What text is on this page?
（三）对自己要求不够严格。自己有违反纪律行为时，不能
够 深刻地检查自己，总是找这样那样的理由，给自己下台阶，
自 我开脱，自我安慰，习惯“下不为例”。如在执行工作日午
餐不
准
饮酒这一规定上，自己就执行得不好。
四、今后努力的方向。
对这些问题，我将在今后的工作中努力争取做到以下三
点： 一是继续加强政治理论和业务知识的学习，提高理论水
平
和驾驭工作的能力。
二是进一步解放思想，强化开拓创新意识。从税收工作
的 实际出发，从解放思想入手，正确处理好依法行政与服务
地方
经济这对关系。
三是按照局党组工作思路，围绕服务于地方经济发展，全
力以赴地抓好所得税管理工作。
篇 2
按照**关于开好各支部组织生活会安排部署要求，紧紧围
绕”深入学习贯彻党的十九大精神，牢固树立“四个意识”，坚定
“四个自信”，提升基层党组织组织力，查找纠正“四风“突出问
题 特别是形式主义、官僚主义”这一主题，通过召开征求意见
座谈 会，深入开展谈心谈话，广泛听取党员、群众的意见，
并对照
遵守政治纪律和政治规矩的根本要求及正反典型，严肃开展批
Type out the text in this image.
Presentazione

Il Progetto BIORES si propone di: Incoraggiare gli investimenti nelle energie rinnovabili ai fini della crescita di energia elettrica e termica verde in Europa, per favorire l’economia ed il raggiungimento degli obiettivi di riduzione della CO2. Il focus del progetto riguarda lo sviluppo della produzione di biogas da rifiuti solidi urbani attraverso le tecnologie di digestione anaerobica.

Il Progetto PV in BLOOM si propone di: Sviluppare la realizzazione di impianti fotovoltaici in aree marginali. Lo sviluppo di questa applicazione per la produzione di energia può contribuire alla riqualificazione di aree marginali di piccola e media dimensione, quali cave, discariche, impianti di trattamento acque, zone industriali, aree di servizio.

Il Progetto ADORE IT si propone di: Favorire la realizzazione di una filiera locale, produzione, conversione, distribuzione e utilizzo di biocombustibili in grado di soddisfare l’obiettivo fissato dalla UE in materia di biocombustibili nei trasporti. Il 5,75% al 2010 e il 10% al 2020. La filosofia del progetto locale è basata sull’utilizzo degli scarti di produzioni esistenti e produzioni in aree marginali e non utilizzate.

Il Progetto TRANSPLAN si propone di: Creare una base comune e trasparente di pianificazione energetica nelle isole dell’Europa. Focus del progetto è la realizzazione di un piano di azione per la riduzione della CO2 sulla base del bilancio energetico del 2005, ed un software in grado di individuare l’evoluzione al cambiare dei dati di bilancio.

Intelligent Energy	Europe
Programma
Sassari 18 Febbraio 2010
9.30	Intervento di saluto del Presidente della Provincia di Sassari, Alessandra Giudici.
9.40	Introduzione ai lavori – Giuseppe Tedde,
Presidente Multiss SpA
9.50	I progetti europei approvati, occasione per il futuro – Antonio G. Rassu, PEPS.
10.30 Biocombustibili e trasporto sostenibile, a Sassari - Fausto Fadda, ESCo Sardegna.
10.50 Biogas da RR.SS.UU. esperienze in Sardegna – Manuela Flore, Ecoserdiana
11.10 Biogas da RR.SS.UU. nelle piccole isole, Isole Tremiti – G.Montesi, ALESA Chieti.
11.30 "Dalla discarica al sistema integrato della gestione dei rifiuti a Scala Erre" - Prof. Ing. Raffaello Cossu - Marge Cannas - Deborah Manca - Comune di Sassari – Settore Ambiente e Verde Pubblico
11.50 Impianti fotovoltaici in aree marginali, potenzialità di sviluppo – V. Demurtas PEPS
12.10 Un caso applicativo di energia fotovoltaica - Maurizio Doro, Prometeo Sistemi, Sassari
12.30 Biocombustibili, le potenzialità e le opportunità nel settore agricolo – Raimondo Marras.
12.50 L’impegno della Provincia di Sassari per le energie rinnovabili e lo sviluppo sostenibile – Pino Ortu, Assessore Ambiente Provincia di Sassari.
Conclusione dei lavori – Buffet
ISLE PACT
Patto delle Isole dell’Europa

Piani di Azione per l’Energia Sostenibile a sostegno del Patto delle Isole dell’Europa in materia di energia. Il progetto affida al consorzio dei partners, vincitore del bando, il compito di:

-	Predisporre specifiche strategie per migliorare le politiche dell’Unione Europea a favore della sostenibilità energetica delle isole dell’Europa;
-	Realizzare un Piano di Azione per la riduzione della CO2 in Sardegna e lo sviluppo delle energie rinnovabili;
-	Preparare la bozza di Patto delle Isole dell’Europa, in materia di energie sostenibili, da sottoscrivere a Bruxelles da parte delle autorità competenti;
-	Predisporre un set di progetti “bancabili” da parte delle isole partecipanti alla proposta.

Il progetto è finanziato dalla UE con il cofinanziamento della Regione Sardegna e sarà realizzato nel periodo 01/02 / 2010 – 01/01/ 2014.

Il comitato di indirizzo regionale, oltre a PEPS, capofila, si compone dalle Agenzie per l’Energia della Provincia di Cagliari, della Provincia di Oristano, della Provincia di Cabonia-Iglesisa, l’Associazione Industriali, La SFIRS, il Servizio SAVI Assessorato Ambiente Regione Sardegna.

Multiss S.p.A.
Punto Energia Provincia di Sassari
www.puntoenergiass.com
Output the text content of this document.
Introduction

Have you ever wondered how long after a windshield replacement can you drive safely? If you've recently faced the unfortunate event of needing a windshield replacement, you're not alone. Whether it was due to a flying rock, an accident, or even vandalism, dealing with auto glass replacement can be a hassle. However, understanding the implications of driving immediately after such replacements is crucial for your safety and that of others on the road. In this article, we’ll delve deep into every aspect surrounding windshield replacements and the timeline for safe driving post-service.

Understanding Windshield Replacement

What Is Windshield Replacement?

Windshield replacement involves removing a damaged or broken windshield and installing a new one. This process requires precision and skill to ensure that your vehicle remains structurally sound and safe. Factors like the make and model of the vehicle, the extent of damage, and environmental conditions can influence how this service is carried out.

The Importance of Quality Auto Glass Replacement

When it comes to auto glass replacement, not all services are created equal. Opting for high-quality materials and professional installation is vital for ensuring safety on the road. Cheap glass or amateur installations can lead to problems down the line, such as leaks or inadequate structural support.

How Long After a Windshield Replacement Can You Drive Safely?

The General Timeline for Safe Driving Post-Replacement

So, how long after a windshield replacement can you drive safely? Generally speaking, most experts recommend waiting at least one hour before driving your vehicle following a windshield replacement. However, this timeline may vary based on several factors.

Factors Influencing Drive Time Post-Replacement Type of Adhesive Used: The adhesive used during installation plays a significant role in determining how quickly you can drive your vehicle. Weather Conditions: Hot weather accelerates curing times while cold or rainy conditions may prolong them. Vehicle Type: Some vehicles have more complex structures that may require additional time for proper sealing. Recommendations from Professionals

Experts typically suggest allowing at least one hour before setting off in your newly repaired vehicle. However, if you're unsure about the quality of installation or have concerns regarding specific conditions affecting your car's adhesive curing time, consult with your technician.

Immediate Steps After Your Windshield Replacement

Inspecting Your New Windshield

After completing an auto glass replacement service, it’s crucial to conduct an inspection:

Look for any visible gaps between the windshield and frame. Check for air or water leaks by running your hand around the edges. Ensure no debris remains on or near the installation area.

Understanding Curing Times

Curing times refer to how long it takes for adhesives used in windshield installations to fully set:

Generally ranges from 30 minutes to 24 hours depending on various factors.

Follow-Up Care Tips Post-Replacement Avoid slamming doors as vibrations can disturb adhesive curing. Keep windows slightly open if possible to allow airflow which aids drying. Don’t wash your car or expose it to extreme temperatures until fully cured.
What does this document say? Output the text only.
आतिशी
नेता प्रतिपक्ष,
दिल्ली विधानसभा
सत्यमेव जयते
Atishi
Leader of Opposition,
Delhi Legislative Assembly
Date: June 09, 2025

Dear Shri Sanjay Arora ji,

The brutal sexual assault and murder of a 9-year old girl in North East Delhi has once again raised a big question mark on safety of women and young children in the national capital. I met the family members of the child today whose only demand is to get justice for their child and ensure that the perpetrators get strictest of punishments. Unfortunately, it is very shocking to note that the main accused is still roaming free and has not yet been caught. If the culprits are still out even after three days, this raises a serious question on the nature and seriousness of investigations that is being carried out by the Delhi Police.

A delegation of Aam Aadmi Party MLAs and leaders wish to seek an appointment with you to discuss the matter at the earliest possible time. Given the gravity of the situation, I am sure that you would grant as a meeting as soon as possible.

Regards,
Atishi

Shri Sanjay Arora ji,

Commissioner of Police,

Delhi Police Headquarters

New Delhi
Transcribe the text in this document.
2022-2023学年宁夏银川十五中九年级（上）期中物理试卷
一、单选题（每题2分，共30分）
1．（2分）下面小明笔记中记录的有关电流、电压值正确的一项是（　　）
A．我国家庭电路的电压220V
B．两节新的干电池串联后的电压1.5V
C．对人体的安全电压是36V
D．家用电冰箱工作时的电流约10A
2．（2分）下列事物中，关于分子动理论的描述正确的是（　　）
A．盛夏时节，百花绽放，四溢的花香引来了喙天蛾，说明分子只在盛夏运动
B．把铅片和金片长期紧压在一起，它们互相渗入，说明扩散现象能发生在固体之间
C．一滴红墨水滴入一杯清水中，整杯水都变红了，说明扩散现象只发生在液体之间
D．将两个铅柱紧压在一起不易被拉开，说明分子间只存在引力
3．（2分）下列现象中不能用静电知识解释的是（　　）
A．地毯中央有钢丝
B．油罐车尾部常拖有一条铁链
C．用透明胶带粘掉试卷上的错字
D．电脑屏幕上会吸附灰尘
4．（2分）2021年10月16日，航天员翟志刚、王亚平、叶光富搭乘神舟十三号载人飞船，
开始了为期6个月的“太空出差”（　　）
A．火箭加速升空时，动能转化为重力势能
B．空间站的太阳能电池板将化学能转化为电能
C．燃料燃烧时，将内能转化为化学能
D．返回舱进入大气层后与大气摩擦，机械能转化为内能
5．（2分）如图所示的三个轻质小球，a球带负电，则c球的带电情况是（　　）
※ ※ ※
● **Required task**
Copy out every line from the one containing "Transcribe the text in this document." to the end of the material, both ends included.

● **Written response**
Transcribe the text in this document.
2022-2023学年宁夏银川十五中九年级（上）期中物理试卷
一、单选题（每题2分，共30分）
1．（2分）下面小明笔记中记录的有关电流、电压值正确的一项是（　　）
A．我国家庭电路的电压220V
B．两节新的干电池串联后的电压1.5V
C．对人体的安全电压是36V
D．家用电冰箱工作时的电流约10A
2．（2分）下列事物中，关于分子动理论的描述正确的是（　　）
A．盛夏时节，百花绽放，四溢的花香引来了喙天蛾，说明分子只在盛夏运动
B．把铅片和金片长期紧压在一起，它们互相渗入，说明扩散现象能发生在固体之间
C．一滴红墨水滴入一杯清水中，整杯水都变红了，说明扩散现象只发生在液体之间
D．将两个铅柱紧压在一起不易被拉开，说明分子间只存在引力
3．（2分）下列现象中不能用静电知识解释的是（　　）
A．地毯中央有钢丝
B．油罐车尾部常拖有一条铁链
C．用透明胶带粘掉试卷上的错字
D．电脑屏幕上会吸附灰尘
4．（2分）2021年10月16日，航天员翟志刚、王亚平、叶光富搭乘神舟十三号载人飞船，
开始了为期6个月的“太空出差”（　　）
A．火箭加速升空时，动能转化为重力势能
B．空间站的太阳能电池板将化学能转化为电能
C．燃料燃烧时，将内能转化为化学能
D．返回舱进入大气层后与大气摩擦，机械能转化为内能
5．（2分）如图所示的三个轻质小球，a球带负电，则c球的带电情况是（　　）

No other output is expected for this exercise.